== Records supplied ==
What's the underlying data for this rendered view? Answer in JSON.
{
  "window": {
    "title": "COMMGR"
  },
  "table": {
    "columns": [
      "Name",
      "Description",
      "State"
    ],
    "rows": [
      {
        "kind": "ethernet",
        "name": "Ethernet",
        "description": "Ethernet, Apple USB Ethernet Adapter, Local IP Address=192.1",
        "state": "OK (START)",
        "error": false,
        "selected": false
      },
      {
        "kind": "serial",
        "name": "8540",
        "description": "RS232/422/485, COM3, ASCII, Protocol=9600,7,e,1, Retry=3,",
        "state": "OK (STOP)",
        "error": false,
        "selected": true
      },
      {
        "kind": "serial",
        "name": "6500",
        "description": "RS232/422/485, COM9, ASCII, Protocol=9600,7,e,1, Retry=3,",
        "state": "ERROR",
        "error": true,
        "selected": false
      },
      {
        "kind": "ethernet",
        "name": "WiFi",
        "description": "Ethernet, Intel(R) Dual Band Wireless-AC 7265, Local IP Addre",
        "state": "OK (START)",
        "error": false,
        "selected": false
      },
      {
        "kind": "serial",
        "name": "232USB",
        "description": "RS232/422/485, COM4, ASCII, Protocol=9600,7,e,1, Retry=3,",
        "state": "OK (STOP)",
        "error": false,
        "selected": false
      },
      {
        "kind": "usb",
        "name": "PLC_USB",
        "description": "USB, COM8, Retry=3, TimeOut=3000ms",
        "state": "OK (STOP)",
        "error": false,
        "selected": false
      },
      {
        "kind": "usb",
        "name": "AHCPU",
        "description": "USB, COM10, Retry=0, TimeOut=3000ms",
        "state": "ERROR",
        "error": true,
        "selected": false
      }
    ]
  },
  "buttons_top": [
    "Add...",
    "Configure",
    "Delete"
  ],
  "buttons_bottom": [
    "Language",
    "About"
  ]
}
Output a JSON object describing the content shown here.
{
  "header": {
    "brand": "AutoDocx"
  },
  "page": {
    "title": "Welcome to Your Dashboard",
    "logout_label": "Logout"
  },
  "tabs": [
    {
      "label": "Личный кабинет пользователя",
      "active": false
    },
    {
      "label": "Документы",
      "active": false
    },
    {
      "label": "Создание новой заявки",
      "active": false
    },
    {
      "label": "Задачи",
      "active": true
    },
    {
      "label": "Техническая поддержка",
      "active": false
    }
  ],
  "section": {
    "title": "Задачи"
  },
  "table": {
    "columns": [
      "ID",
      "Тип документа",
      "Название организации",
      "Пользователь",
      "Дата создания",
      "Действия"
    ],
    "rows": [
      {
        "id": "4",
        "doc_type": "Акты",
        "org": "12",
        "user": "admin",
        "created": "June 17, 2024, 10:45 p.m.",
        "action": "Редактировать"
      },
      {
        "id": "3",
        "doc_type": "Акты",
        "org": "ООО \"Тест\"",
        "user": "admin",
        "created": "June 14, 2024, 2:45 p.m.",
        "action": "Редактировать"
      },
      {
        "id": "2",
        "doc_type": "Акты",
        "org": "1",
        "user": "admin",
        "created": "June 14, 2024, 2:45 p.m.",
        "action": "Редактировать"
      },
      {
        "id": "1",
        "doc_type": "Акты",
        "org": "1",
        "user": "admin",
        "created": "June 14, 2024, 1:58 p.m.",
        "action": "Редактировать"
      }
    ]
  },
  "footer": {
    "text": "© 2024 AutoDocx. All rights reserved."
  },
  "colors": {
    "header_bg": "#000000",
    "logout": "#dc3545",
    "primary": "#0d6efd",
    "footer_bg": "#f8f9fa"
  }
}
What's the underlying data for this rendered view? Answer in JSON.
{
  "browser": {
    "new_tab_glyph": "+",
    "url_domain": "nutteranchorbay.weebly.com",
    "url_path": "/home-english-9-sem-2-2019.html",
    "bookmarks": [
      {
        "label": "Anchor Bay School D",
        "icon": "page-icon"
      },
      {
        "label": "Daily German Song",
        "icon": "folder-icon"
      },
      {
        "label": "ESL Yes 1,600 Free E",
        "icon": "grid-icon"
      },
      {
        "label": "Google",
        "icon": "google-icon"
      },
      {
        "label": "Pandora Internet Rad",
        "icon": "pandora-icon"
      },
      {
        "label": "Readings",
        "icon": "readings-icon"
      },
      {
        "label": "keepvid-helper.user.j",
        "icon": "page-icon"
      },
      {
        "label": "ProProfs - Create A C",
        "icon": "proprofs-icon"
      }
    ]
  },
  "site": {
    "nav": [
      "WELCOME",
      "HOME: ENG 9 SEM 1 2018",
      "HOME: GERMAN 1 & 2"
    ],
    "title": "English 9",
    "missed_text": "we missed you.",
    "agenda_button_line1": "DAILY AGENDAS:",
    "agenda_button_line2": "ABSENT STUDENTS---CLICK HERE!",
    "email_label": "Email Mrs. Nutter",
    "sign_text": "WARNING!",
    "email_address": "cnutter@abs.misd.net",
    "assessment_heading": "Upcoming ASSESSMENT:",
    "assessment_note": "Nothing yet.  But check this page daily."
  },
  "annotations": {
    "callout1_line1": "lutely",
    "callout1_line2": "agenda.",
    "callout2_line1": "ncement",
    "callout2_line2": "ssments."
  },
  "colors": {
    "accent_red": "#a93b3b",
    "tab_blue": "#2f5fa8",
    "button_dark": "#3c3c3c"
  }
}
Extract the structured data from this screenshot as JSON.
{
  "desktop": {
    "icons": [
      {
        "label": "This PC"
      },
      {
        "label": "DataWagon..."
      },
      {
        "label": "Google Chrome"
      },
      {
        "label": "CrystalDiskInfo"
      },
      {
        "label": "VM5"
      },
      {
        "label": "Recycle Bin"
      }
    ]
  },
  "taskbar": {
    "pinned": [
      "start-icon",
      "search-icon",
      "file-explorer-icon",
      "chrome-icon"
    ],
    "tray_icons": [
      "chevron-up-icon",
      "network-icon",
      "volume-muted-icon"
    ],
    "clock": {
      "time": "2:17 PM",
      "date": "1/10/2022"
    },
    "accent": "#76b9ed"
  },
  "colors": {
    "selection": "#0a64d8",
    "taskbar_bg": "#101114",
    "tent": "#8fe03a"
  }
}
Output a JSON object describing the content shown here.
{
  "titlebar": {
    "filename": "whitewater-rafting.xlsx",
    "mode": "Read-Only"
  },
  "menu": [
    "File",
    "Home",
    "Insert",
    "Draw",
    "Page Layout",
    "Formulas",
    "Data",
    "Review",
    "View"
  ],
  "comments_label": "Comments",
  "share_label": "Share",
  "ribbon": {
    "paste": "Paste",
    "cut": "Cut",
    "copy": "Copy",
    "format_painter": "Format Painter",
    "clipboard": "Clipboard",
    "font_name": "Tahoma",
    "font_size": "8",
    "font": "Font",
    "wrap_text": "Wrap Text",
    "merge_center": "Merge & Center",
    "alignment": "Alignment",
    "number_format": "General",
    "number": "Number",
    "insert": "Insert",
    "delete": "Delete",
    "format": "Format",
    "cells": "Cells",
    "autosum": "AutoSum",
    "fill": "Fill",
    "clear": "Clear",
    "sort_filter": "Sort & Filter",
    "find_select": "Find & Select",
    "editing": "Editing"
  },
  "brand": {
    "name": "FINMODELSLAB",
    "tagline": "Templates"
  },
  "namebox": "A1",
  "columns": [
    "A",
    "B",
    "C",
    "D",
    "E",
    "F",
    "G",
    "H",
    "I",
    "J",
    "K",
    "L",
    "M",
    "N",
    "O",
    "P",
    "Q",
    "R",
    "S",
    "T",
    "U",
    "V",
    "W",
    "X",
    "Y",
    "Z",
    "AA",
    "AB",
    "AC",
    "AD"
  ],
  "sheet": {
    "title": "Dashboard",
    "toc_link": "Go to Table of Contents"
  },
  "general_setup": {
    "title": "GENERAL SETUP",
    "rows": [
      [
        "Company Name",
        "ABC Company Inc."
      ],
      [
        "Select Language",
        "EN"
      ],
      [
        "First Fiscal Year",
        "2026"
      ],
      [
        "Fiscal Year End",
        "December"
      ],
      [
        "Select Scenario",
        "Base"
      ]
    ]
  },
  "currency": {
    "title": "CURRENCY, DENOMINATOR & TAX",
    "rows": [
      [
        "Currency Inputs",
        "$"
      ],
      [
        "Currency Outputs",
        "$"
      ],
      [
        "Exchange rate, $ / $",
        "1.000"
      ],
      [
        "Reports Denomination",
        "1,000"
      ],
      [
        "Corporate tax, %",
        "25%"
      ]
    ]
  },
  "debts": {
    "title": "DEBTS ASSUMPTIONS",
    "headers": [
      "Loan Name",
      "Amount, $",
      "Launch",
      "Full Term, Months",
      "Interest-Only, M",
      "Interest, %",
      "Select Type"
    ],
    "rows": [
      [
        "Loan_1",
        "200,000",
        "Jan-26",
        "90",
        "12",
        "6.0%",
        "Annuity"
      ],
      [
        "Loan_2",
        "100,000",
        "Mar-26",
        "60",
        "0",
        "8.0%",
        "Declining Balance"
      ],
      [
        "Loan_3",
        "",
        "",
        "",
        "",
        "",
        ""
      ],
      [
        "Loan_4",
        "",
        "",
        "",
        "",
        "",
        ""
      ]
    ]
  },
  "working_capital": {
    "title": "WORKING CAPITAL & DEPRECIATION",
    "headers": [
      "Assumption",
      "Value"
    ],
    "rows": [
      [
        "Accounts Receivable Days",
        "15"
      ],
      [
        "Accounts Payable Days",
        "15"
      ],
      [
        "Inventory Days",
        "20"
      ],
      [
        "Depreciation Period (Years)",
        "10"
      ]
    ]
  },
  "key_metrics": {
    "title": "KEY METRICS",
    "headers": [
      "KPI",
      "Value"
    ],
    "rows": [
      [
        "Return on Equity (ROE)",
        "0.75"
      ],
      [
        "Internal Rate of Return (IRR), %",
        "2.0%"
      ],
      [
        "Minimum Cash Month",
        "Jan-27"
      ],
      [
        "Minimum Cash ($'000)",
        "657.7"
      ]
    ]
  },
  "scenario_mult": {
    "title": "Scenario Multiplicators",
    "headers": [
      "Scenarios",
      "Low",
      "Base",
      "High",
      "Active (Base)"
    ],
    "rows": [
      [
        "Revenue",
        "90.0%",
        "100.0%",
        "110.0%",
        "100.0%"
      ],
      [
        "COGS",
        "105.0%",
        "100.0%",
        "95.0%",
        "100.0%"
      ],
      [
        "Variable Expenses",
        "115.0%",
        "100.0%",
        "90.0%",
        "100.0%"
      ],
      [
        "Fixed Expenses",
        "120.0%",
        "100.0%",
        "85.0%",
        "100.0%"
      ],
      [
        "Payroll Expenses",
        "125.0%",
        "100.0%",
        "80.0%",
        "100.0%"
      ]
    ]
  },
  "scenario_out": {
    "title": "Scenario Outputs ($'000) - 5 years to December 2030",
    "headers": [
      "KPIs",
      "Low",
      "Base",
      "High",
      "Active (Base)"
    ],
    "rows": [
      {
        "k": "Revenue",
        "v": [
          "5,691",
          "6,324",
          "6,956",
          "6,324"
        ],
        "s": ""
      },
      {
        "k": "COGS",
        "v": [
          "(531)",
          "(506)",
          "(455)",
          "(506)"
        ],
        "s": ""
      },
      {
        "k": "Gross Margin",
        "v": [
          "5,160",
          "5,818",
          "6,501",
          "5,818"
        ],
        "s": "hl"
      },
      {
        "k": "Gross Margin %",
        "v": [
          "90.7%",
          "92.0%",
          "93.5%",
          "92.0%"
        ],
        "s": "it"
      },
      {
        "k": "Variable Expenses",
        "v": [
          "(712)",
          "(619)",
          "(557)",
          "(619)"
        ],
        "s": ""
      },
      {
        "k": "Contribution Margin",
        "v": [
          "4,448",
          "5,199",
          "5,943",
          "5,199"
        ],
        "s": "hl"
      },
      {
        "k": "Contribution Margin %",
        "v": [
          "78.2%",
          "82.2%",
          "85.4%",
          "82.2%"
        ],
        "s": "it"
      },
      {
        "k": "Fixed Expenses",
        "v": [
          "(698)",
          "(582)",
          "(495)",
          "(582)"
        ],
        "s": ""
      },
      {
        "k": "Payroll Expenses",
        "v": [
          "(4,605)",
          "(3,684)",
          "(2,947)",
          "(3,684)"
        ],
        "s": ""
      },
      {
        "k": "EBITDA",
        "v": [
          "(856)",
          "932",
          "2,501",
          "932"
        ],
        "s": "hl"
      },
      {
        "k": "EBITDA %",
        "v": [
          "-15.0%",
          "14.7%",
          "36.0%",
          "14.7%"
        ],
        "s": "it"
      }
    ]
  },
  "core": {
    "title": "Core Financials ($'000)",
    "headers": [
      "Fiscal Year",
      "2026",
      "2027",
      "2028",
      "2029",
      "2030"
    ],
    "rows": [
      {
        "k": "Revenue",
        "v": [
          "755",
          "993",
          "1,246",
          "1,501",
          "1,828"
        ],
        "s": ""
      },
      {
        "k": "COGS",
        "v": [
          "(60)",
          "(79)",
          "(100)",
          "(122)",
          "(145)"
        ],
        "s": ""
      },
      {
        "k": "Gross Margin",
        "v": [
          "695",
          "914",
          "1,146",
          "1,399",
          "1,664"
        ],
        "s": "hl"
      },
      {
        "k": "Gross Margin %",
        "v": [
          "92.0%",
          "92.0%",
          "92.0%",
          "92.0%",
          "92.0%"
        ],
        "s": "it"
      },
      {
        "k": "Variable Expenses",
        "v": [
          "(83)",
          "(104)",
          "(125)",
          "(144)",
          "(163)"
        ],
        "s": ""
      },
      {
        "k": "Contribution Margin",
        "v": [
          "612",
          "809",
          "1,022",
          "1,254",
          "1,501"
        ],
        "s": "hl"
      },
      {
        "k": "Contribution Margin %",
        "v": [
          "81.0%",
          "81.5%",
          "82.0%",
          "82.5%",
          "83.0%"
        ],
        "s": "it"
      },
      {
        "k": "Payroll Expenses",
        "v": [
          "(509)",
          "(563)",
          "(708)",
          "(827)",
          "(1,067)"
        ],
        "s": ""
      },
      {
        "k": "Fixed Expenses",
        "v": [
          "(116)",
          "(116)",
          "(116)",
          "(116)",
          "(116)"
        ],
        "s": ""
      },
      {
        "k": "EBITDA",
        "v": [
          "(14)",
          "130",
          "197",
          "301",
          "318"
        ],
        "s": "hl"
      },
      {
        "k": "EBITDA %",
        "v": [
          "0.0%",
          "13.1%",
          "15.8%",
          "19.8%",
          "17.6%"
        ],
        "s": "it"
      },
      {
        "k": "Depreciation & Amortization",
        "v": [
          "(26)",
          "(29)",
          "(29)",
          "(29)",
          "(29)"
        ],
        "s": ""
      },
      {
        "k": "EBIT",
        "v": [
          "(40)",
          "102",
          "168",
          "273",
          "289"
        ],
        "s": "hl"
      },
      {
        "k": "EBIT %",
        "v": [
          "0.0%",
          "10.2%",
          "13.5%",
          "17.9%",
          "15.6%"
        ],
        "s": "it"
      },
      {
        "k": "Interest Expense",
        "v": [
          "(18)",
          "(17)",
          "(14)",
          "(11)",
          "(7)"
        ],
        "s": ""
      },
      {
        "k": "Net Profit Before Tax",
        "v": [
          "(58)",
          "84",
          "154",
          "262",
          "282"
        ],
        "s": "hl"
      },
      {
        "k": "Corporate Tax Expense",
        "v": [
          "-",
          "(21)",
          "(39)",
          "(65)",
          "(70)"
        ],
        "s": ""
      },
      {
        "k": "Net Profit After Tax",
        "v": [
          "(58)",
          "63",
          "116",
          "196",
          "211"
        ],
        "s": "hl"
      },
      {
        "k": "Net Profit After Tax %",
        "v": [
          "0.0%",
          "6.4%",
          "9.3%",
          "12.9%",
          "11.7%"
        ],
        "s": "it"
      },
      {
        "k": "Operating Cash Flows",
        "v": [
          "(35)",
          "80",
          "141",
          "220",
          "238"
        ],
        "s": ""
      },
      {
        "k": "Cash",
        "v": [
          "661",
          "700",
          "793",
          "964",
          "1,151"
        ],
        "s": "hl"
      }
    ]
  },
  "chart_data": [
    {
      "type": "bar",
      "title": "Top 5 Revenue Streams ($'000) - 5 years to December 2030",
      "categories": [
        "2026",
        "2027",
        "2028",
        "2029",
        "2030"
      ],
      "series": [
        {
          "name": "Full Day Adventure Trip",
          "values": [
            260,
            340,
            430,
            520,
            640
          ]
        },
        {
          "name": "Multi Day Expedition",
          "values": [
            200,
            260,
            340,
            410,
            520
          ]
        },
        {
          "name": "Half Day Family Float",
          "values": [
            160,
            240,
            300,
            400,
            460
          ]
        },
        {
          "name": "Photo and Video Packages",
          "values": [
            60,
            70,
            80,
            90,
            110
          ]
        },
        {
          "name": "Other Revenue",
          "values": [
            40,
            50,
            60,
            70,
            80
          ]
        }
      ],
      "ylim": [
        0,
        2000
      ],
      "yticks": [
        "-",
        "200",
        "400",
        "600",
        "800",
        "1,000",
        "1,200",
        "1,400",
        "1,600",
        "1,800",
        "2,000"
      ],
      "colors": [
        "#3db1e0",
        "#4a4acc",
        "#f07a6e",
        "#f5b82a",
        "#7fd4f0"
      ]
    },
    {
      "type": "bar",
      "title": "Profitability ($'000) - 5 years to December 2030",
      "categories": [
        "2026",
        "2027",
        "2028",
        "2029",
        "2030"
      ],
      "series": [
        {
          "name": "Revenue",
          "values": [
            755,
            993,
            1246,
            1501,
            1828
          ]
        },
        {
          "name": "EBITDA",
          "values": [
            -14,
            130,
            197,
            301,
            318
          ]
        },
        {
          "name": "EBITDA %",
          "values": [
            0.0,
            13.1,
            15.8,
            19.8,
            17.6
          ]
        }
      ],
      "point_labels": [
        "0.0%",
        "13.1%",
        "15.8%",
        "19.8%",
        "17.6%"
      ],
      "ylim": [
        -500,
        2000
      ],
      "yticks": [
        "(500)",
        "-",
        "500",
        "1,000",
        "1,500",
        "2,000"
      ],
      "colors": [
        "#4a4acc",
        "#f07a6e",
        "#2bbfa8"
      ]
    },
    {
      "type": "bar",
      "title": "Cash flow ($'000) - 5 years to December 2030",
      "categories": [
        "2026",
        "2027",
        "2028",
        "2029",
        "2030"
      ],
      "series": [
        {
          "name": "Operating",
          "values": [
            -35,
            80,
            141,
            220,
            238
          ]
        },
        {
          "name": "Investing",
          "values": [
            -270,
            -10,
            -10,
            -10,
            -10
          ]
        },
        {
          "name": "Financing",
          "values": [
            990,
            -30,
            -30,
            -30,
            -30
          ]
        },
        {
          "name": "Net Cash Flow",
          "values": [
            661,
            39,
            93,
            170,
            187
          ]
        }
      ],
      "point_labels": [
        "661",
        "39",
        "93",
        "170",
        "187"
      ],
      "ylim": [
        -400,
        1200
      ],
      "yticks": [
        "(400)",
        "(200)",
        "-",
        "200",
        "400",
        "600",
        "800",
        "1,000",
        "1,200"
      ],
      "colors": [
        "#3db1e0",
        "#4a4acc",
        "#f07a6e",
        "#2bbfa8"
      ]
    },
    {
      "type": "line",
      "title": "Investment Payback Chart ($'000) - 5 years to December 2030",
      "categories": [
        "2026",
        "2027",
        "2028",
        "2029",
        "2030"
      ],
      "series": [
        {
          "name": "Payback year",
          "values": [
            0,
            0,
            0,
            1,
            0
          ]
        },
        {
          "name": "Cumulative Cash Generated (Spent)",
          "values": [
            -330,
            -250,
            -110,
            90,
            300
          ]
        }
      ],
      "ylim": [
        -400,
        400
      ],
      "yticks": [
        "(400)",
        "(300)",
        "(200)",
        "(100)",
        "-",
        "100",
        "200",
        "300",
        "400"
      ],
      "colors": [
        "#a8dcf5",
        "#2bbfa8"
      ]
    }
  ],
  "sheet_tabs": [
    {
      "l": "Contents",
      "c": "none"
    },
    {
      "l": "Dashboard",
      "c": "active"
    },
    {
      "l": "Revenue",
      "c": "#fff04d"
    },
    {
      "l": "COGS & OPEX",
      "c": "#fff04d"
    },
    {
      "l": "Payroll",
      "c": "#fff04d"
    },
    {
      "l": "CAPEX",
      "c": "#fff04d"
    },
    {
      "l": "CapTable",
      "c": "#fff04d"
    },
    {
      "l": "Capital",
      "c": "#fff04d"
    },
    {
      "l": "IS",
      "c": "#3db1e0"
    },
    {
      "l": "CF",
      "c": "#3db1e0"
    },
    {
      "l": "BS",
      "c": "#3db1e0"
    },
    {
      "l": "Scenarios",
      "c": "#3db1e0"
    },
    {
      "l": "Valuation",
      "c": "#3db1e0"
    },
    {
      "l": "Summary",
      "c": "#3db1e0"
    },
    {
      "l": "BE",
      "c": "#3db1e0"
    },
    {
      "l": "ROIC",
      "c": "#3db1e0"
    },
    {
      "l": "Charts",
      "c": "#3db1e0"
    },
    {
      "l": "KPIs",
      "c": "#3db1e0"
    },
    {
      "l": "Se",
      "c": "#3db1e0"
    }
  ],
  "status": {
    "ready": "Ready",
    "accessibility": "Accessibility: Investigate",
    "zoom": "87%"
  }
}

== What is needed ==
Looking at the listing above, how many of its lines contain the string "June"? Give the number alone.

== Answer to the task ==
4